### [Data]
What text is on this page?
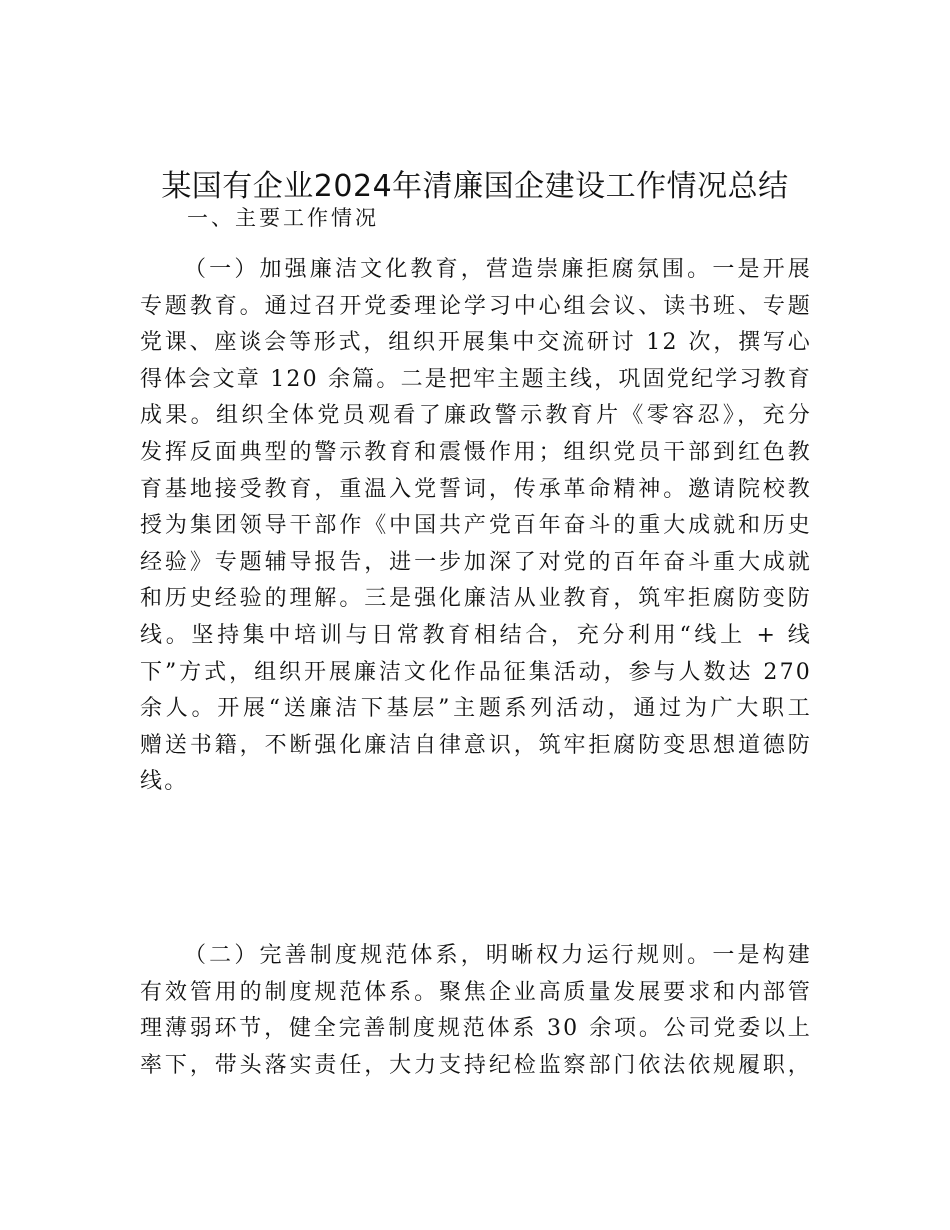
某国有企业2024年清廉国企建设工作情况总结
一、主要工作情况
（一）加强廉洁文化教育，营造崇廉拒腐氛围。一是开展
专题教育。通过召开党委理论学习中心组会议、读书班、专题
党课、座谈会等形式，组织开展集中交流研讨 12 次，撰写心
得体会文章 120 余篇。二是把牢主题主线，巩固党纪学习教育
成果。组织全体党员观看了廉政警示教育片《零容忍》，充分
发挥反面典型的警示教育和震慑作用；组织党员干部到红色教
育基地接受教育，重温入党誓词，传承革命精神。邀请院校教
授为集团领导干部作《中国共产党百年奋斗的重大成就和历史
经验》专题辅导报告，进一步加深了对党的百年奋斗重大成就
和历史经验的理解。三是强化廉洁从业教育，筑牢拒腐防变防
线。坚持集中培训与日常教育相结合，充分利用“线上 + 线
下”方式，组织开展廉洁文化作品征集活动，参与人数达 270
余人。开展“送廉洁下基层”主题系列活动，通过为广大职工
赠送书籍，不断强化廉洁自律意识，筑牢拒腐防变思想道德防
线。
（二）完善制度规范体系，明晰权力运行规则。一是构建
有效管用的制度规范体系。聚焦企业高质量发展要求和内部管
理薄弱环节，健全完善制度规范体系 30 余项。公司党委以上
率下，带头落实责任，大力支持纪检监察部门依法依规履职，
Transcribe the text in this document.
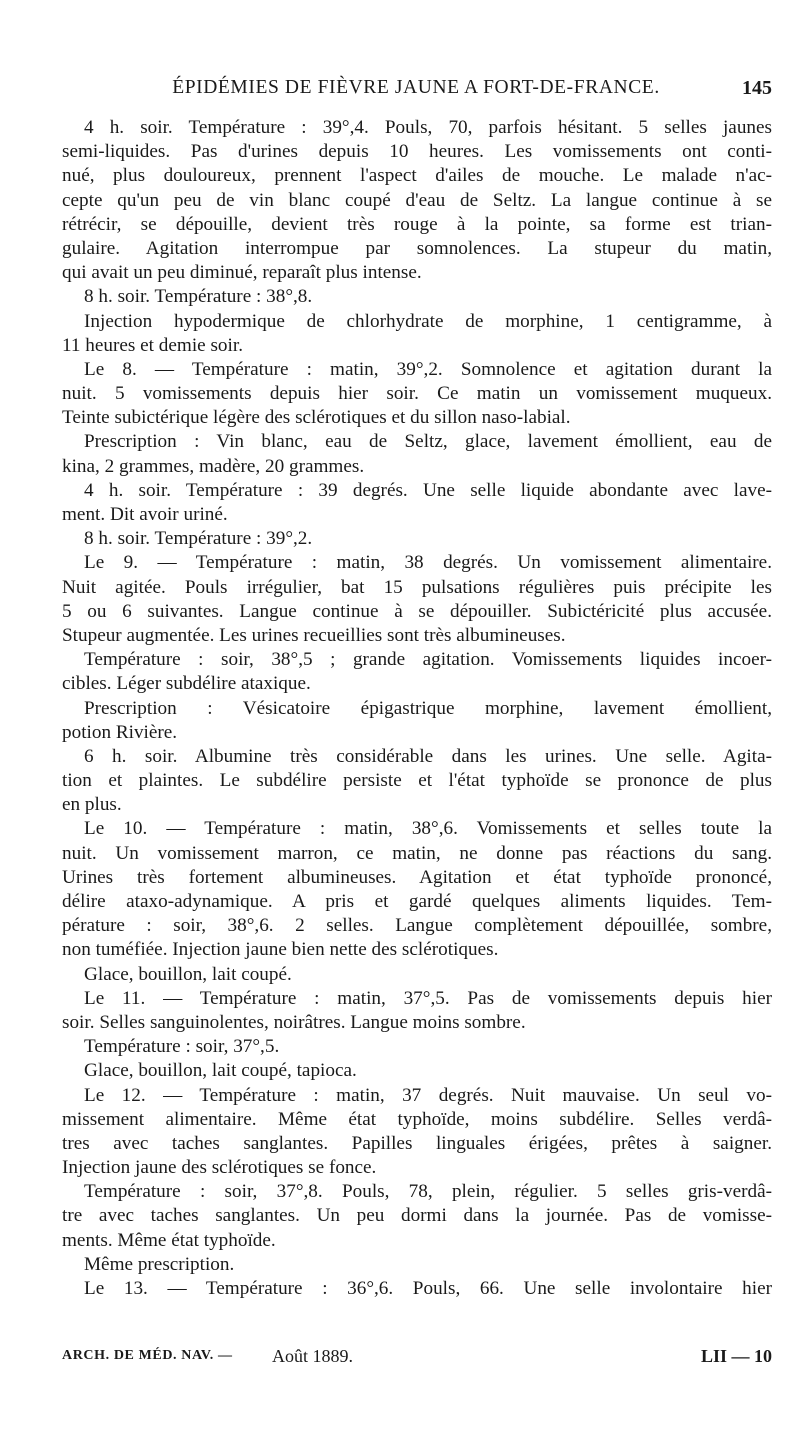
ÉPIDÉMIES DE FIÈVRE JAUNE A FORT-DE-FRANCE.	145
4 h. soir. Température : 39°,4. Pouls, 70, parfois hésitant. 5 selles jaunes
semi-liquides. Pas d'urines depuis 10 heures. Les vomissements ont conti-
nué, plus douloureux, prennent l'aspect d'ailes de mouche. Le malade n'ac-
cepte qu'un peu de vin blanc coupé d'eau de Seltz. La langue continue à se
rétrécir, se dépouille, devient très rouge à la pointe, sa forme est trian-
gulaire. Agitation interrompue par somnolences. La stupeur du matin,
qui avait un peu diminué, reparaît plus intense.
8 h. soir. Température : 38°,8.
Injection hypodermique de chlorhydrate de morphine, 1 centigramme, à
11 heures et demie soir.
Le 8. — Température : matin, 39°,2. Somnolence et agitation durant la
nuit. 5 vomissements depuis hier soir. Ce matin un vomissement muqueux.
Teinte subictérique légère des sclérotiques et du sillon naso-labial.
Prescription : Vin blanc, eau de Seltz, glace, lavement émollient, eau de
kina, 2 grammes, madère, 20 grammes.
4 h. soir. Température : 39 degrés. Une selle liquide abondante avec lave-
ment. Dit avoir uriné.
8 h. soir. Température : 39°,2.
Le 9. — Température : matin, 38 degrés. Un vomissement alimentaire.
Nuit agitée. Pouls irrégulier, bat 15 pulsations régulières puis précipite les
5 ou 6 suivantes. Langue continue à se dépouiller. Subictéricité plus accusée.
Stupeur augmentée. Les urines recueillies sont très albumineuses.
Température : soir, 38°,5 ; grande agitation. Vomissements liquides incoer-
cibles. Léger subdélire ataxique.
Prescription : Vésicatoire épigastrique morphine, lavement émollient,
potion Rivière.
6 h. soir. Albumine très considérable dans les urines. Une selle. Agita-
tion et plaintes. Le subdélire persiste et l'état typhoïde se prononce de plus
en plus.
Le 10. — Température : matin, 38°,6. Vomissements et selles toute la
nuit. Un vomissement marron, ce matin, ne donne pas réactions du sang.
Urines très fortement albumineuses. Agitation et état typhoïde prononcé,
délire ataxo-adynamique. A pris et gardé quelques aliments liquides. Tem-
pérature : soir, 38°,6. 2 selles. Langue complètement dépouillée, sombre,
non tuméfiée. Injection jaune bien nette des sclérotiques.
Glace, bouillon, lait coupé.
Le 11. — Température : matin, 37°,5. Pas de vomissements depuis hier
soir. Selles sanguinolentes, noirâtres. Langue moins sombre.
Température : soir, 37°,5.
Glace, bouillon, lait coupé, tapioca.
Le 12. — Température : matin, 37 degrés. Nuit mauvaise. Un seul vo-
missement alimentaire. Même état typhoïde, moins subdélire. Selles verdâ-
tres avec taches sanglantes. Papilles linguales érigées, prêtes à saigner.
Injection jaune des sclérotiques se fonce.
Température : soir, 37°,8. Pouls, 78, plein, régulier. 5 selles gris-verdâ-
tre avec taches sanglantes. Un peu dormi dans la journée. Pas de vomisse-
ments. Même état typhoïde.
Même prescription.
Le 13. — Température : 36°,6. Pouls, 66. Une selle involontaire hier
ARCH. DE MÉD. NAV. — Août 1889.	LII — 10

### [Your instructions]
Set the listing down in full and exactly. Pictures within it should not appear in the copy.

### [Expected answer]
What text is on this page?
某国有企业2024年清廉国企建设工作情况总结
一、主要工作情况
（一）加强廉洁文化教育，营造崇廉拒腐氛围。一是开展
专题教育。通过召开党委理论学习中心组会议、读书班、专题
党课、座谈会等形式，组织开展集中交流研讨 12 次，撰写心
得体会文章 120 余篇。二是把牢主题主线，巩固党纪学习教育
成果。组织全体党员观看了廉政警示教育片《零容忍》，充分
发挥反面典型的警示教育和震慑作用；组织党员干部到红色教
育基地接受教育，重温入党誓词，传承革命精神。邀请院校教
授为集团领导干部作《中国共产党百年奋斗的重大成就和历史
经验》专题辅导报告，进一步加深了对党的百年奋斗重大成就
和历史经验的理解。三是强化廉洁从业教育，筑牢拒腐防变防
线。坚持集中培训与日常教育相结合，充分利用“线上 + 线
下”方式，组织开展廉洁文化作品征集活动，参与人数达 270
余人。开展“送廉洁下基层”主题系列活动，通过为广大职工
赠送书籍，不断强化廉洁自律意识，筑牢拒腐防变思想道德防
线。
（二）完善制度规范体系，明晰权力运行规则。一是构建
有效管用的制度规范体系。聚焦企业高质量发展要求和内部管
理薄弱环节，健全完善制度规范体系 30 余项。公司党委以上
率下，带头落实责任，大力支持纪检监察部门依法依规履职，
Transcribe the text in this document.
ÉPIDÉMIES DE FIÈVRE JAUNE A FORT-DE-FRANCE.	145
4 h. soir. Température : 39°,4. Pouls, 70, parfois hésitant. 5 selles jaunes
semi-liquides. Pas d'urines depuis 10 heures. Les vomissements ont conti-
nué, plus douloureux, prennent l'aspect d'ailes de mouche. Le malade n'ac-
cepte qu'un peu de vin blanc coupé d'eau de Seltz. La langue continue à se
rétrécir, se dépouille, devient très rouge à la pointe, sa forme est trian-
gulaire. Agitation interrompue par somnolences. La stupeur du matin,
qui avait un peu diminué, reparaît plus intense.
8 h. soir. Température : 38°,8.
Injection hypodermique de chlorhydrate de morphine, 1 centigramme, à
11 heures et demie soir.
Le 8. — Température : matin, 39°,2. Somnolence et agitation durant la
nuit. 5 vomissements depuis hier soir. Ce matin un vomissement muqueux.
Teinte subictérique légère des sclérotiques et du sillon naso-labial.
Prescription : Vin blanc, eau de Seltz, glace, lavement émollient, eau de
kina, 2 grammes, madère, 20 grammes.
4 h. soir. Température : 39 degrés. Une selle liquide abondante avec lave-
ment. Dit avoir uriné.
8 h. soir. Température : 39°,2.
Le 9. — Température : matin, 38 degrés. Un vomissement alimentaire.
Nuit agitée. Pouls irrégulier, bat 15 pulsations régulières puis précipite les
5 ou 6 suivantes. Langue continue à se dépouiller. Subictéricité plus accusée.
Stupeur augmentée. Les urines recueillies sont très albumineuses.
Température : soir, 38°,5 ; grande agitation. Vomissements liquides incoer-
cibles. Léger subdélire ataxique.
Prescription : Vésicatoire épigastrique morphine, lavement émollient,
potion Rivière.
6 h. soir. Albumine très considérable dans les urines. Une selle. Agita-
tion et plaintes. Le subdélire persiste et l'état typhoïde se prononce de plus
en plus.
Le 10. — Température : matin, 38°,6. Vomissements et selles toute la
nuit. Un vomissement marron, ce matin, ne donne pas réactions du sang.
Urines très fortement albumineuses. Agitation et état typhoïde prononcé,
délire ataxo-adynamique. A pris et gardé quelques aliments liquides. Tem-
pérature : soir, 38°,6. 2 selles. Langue complètement dépouillée, sombre,
non tuméfiée. Injection jaune bien nette des sclérotiques.
Glace, bouillon, lait coupé.
Le 11. — Température : matin, 37°,5. Pas de vomissements depuis hier
soir. Selles sanguinolentes, noirâtres. Langue moins sombre.
Température : soir, 37°,5.
Glace, bouillon, lait coupé, tapioca.
Le 12. — Température : matin, 37 degrés. Nuit mauvaise. Un seul vo-
missement alimentaire. Même état typhoïde, moins subdélire. Selles verdâ-
tres avec taches sanglantes. Papilles linguales érigées, prêtes à saigner.
Injection jaune des sclérotiques se fonce.
Température : soir, 37°,8. Pouls, 78, plein, régulier. 5 selles gris-verdâ-
tre avec taches sanglantes. Un peu dormi dans la journée. Pas de vomisse-
ments. Même état typhoïde.
Même prescription.
Le 13. — Température : 36°,6. Pouls, 66. Une selle involontaire hier
ARCH. DE MÉD. NAV. — Août 1889.	LII — 10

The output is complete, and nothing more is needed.